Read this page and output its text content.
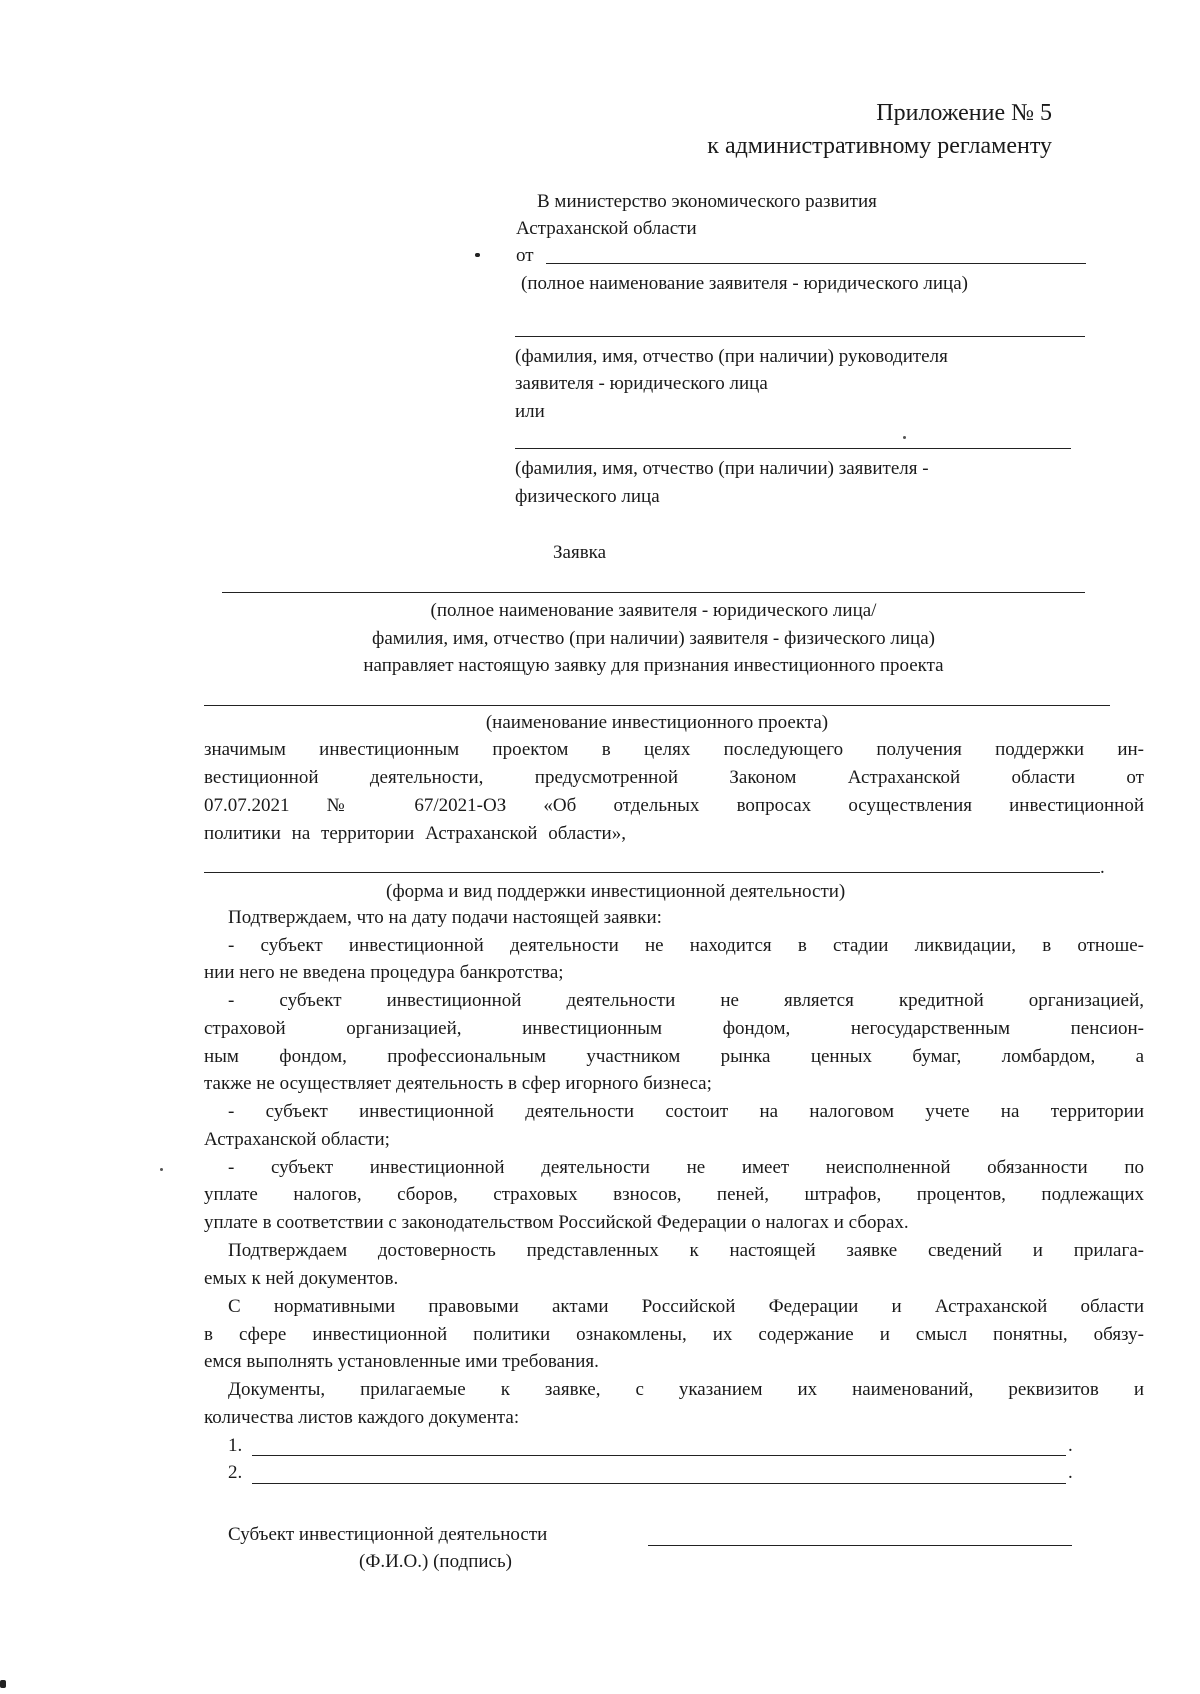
Приложение № 5
к административному регламенту
В министерство экономического развития
Астраханской области
от
(полное наименование заявителя - юридического лица)
(фамилия, имя, отчество (при наличии) руководителя
заявителя - юридического лица
или
(фамилия, имя, отчество (при наличии) заявителя -
физического лица
Заявка
(полное наименование заявителя - юридического лица/
фамилия, имя, отчество (при наличии) заявителя - физического лица)
направляет настоящую заявку для признания инвестиционного проекта
(наименование инвестиционного проекта)
значимым инвестиционным проектом в целях последующего получения поддержки ин-
вестиционной деятельности, предусмотренной Законом Астраханской области от
07.07.2021 № 67/2021-ОЗ «Об отдельных вопросах осуществления инвестиционной
политики на территории Астраханской области»,
.
(форма и вид поддержки инвестиционной деятельности)
Подтверждаем, что на дату подачи настоящей заявки:
- субъект инвестиционной деятельности не находится в стадии ликвидации, в отноше-
нии него не введена процедура банкротства;
- субъект инвестиционной деятельности не является кредитной организацией,
страховой организацией, инвестиционным фондом, негосударственным пенсион-
ным фондом, профессиональным участником рынка ценных бумаг, ломбардом, а
также не осуществляет деятельность в сфер игорного бизнеса;
- субъект инвестиционной деятельности состоит на налоговом учете на территории
Астраханской области;
- субъект инвестиционной деятельности не имеет неисполненной обязанности по
уплате налогов, сборов, страховых взносов, пеней, штрафов, процентов, подлежащих
уплате в соответствии с законодательством Российской Федерации о налогах и сборах.
Подтверждаем достоверность представленных к настоящей заявке сведений и прилага-
емых к ней документов.
С нормативными правовыми актами Российской Федерации и Астраханской области
в сфере инвестиционной политики ознакомлены, их содержание и смысл понятны, обязу-
емся выполнять установленные ими требования.
Документы, прилагаемые к заявке, с указанием их наименований, реквизитов и
количества листов каждого документа:
1.	.
2.	.
Субъект инвестиционной деятельности
(Ф.И.О.) (подпись)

# Work instructions:
Write out the whole listing again, exactly, with no pictures.

# Worked answer:
Read this page and output its text content.
Приложение № 5
к административному регламенту
В министерство экономического развития
Астраханской области
от
(полное наименование заявителя - юридического лица)
(фамилия, имя, отчество (при наличии) руководителя
заявителя - юридического лица
или
(фамилия, имя, отчество (при наличии) заявителя -
физического лица
Заявка
(полное наименование заявителя - юридического лица/
фамилия, имя, отчество (при наличии) заявителя - физического лица)
направляет настоящую заявку для признания инвестиционного проекта
(наименование инвестиционного проекта)
значимым инвестиционным проектом в целях последующего получения поддержки ин-
вестиционной деятельности, предусмотренной Законом Астраханской области от
07.07.2021 № 67/2021-ОЗ «Об отдельных вопросах осуществления инвестиционной
политики на территории Астраханской области»,
.
(форма и вид поддержки инвестиционной деятельности)
Подтверждаем, что на дату подачи настоящей заявки:
- субъект инвестиционной деятельности не находится в стадии ликвидации, в отноше-
нии него не введена процедура банкротства;
- субъект инвестиционной деятельности не является кредитной организацией,
страховой организацией, инвестиционным фондом, негосударственным пенсион-
ным фондом, профессиональным участником рынка ценных бумаг, ломбардом, а
также не осуществляет деятельность в сфер игорного бизнеса;
- субъект инвестиционной деятельности состоит на налоговом учете на территории
Астраханской области;
- субъект инвестиционной деятельности не имеет неисполненной обязанности по
уплате налогов, сборов, страховых взносов, пеней, штрафов, процентов, подлежащих
уплате в соответствии с законодательством Российской Федерации о налогах и сборах.
Подтверждаем достоверность представленных к настоящей заявке сведений и прилага-
емых к ней документов.
С нормативными правовыми актами Российской Федерации и Астраханской области
в сфере инвестиционной политики ознакомлены, их содержание и смысл понятны, обязу-
емся выполнять установленные ими требования.
Документы, прилагаемые к заявке, с указанием их наименований, реквизитов и
количества листов каждого документа:
1.	.
2.	.
Субъект инвестиционной деятельности
(Ф.И.О.) (подпись)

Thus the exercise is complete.